PROVIDED ENTRIES:

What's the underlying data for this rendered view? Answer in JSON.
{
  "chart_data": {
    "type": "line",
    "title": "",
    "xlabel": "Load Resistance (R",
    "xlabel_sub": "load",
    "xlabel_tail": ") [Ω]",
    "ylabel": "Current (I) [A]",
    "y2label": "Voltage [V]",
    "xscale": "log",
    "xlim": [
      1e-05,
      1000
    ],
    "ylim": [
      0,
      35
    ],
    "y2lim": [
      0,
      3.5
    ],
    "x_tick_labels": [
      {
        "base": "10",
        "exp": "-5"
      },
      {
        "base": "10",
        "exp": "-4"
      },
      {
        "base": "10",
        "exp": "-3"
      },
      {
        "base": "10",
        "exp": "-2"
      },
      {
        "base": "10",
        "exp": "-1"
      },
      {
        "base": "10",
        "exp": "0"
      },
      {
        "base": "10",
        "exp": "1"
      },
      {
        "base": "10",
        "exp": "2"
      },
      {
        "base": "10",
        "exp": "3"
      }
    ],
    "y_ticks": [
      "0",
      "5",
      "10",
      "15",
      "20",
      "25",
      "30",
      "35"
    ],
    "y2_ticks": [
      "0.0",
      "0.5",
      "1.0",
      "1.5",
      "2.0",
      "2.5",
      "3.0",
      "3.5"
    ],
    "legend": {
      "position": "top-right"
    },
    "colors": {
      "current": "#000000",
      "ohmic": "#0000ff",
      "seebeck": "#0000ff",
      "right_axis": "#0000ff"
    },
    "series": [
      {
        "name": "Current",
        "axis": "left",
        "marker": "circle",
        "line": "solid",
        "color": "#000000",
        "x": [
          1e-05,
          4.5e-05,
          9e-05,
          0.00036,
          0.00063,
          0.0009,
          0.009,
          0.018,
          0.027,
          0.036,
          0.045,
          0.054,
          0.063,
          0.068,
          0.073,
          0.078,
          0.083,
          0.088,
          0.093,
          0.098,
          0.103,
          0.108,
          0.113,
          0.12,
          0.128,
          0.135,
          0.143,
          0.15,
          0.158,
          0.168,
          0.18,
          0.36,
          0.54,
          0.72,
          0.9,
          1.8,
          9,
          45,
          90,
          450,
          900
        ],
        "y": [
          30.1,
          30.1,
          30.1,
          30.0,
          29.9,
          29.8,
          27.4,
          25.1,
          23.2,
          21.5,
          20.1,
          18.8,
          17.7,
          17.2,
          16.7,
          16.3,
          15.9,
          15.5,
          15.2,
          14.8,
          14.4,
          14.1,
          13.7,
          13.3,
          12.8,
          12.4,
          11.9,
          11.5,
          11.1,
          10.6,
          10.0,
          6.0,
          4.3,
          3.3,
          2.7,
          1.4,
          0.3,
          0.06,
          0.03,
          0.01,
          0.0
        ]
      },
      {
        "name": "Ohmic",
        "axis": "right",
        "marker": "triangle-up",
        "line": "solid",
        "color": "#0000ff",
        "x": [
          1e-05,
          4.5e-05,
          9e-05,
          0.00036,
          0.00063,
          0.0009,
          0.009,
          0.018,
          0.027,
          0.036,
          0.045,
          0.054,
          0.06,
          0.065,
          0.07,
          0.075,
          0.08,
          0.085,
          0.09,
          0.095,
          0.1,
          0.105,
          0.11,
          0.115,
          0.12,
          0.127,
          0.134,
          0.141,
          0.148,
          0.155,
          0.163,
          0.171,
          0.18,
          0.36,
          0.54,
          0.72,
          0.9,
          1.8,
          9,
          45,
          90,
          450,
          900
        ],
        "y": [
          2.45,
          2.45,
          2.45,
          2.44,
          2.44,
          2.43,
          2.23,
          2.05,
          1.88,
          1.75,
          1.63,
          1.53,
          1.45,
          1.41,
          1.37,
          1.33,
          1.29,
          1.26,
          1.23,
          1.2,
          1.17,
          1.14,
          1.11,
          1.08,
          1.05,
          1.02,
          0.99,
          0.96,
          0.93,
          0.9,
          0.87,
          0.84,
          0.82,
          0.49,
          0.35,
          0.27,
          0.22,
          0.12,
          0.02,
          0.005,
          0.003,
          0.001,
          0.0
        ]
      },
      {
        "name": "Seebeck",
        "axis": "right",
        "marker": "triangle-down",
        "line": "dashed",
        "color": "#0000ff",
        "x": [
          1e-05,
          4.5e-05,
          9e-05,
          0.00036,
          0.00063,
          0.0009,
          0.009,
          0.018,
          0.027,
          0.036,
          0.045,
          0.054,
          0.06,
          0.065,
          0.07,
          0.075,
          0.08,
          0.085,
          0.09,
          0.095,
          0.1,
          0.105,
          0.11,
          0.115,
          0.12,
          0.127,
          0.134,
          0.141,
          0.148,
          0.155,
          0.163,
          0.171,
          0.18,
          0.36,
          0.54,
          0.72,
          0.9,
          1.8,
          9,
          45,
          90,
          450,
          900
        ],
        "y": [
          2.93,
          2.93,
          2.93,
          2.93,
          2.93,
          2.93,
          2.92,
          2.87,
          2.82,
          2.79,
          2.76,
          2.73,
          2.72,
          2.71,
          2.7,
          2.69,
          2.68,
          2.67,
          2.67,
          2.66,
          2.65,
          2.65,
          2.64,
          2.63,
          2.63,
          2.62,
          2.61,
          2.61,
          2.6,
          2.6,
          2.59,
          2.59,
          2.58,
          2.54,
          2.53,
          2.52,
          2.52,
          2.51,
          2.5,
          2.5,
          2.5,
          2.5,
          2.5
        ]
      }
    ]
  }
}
...
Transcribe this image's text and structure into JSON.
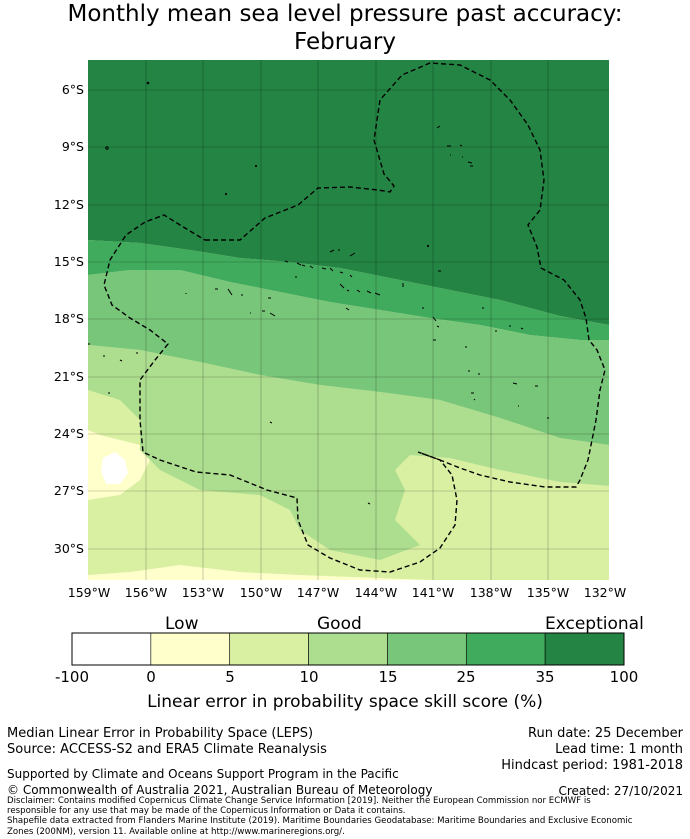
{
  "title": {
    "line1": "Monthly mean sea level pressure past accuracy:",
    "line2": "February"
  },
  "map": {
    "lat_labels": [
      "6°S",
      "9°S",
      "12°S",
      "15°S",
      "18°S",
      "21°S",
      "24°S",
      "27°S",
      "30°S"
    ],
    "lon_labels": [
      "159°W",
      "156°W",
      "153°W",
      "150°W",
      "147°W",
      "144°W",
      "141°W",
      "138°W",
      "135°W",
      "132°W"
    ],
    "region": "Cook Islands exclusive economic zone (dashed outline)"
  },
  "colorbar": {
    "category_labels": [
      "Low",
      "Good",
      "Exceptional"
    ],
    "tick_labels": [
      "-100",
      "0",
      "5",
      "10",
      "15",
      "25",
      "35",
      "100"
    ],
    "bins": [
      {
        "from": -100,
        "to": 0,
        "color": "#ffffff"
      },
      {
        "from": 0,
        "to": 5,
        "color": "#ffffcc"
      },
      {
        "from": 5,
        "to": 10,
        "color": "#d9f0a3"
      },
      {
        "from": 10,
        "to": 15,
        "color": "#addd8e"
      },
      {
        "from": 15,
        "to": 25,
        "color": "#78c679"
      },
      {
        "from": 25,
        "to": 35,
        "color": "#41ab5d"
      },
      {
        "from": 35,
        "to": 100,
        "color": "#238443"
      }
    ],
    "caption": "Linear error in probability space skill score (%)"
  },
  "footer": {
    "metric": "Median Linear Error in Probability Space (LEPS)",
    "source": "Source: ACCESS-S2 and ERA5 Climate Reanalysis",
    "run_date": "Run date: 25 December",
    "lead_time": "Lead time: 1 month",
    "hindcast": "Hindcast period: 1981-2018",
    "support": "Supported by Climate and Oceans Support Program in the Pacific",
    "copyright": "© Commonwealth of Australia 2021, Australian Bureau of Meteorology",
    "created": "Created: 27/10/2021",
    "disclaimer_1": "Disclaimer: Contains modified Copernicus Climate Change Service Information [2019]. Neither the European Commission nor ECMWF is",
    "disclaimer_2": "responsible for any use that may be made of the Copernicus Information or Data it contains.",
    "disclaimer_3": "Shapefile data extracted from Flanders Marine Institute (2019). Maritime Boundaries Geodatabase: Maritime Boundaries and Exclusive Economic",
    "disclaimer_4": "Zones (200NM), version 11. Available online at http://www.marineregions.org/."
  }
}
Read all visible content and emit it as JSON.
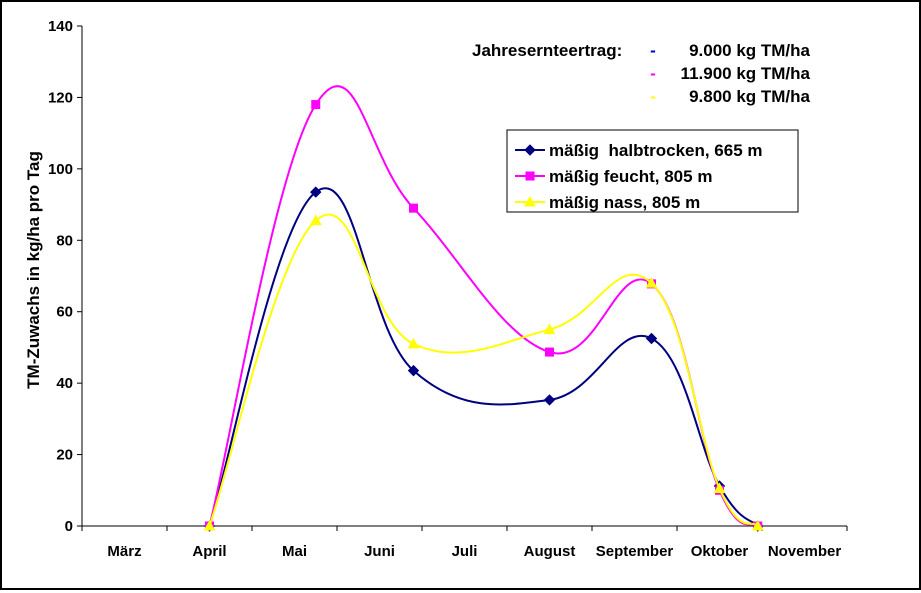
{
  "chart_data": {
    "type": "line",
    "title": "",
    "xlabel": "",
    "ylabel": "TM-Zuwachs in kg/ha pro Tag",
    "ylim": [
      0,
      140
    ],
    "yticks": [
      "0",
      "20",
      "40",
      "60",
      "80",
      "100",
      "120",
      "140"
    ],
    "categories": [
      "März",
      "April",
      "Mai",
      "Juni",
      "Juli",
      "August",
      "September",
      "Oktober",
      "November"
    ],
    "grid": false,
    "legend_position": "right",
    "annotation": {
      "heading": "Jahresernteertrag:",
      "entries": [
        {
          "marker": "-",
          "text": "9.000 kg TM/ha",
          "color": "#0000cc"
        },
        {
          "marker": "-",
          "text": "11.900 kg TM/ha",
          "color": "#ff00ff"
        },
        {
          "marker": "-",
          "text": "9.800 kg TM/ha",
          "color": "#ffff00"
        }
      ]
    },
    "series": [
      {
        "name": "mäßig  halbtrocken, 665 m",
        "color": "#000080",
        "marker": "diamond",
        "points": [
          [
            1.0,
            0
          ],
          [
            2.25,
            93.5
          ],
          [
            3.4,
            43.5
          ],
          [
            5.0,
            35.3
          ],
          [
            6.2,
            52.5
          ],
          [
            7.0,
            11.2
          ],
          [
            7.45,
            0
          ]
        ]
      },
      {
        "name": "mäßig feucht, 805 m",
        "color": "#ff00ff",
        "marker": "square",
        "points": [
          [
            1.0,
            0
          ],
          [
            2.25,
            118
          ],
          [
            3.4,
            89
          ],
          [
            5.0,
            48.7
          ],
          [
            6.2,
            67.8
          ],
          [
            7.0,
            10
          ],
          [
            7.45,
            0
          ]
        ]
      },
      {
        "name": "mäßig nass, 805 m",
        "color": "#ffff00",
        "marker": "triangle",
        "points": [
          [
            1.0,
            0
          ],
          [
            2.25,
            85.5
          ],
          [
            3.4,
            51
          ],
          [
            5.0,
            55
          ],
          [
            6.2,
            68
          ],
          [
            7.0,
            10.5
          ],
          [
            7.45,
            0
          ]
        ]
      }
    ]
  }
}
---
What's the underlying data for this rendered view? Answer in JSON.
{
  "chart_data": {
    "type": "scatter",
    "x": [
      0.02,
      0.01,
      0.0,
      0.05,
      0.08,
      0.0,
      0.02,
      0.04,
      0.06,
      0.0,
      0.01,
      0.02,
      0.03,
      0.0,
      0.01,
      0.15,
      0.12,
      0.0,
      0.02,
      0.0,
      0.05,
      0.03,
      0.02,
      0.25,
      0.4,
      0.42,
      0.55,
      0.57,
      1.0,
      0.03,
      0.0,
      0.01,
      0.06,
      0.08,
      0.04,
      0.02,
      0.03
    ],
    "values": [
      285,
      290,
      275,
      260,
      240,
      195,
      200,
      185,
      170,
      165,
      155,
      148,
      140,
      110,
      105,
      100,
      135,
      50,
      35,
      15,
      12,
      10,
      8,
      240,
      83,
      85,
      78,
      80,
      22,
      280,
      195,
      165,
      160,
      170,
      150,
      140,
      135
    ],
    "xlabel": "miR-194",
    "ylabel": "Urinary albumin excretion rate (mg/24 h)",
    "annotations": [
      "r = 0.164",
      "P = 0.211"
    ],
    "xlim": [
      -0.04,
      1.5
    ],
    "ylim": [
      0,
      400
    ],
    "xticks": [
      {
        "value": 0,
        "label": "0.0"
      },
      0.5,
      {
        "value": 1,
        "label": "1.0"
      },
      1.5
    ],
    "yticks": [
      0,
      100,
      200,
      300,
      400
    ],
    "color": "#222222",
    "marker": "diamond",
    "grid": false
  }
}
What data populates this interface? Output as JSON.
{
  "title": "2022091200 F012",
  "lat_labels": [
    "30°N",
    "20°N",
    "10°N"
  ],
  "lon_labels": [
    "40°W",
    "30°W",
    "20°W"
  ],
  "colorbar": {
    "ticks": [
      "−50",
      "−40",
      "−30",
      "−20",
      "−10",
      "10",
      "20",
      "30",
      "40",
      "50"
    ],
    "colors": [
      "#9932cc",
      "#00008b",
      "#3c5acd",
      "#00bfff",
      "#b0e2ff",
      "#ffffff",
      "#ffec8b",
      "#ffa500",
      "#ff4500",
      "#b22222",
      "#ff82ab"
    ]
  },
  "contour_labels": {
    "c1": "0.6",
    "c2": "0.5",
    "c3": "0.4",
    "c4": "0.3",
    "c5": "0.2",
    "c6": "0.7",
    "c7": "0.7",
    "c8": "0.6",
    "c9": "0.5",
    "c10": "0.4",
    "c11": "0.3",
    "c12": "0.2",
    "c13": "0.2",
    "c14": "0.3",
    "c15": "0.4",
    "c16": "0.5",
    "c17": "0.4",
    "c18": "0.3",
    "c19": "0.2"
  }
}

PROBLEM TO WORK ON:
Identify the lines that contain the string "marker", and copy every one of them.

FINISHED EXERCISE:
        "marker": "circle",
        "marker": "triangle-up",
        "marker": "triangle-down",
          "marker": "-",
          "marker": "-",
          "marker": "-",
        "marker": "diamond",
        "marker": "square",
        "marker": "triangle",
    "marker": "diamond",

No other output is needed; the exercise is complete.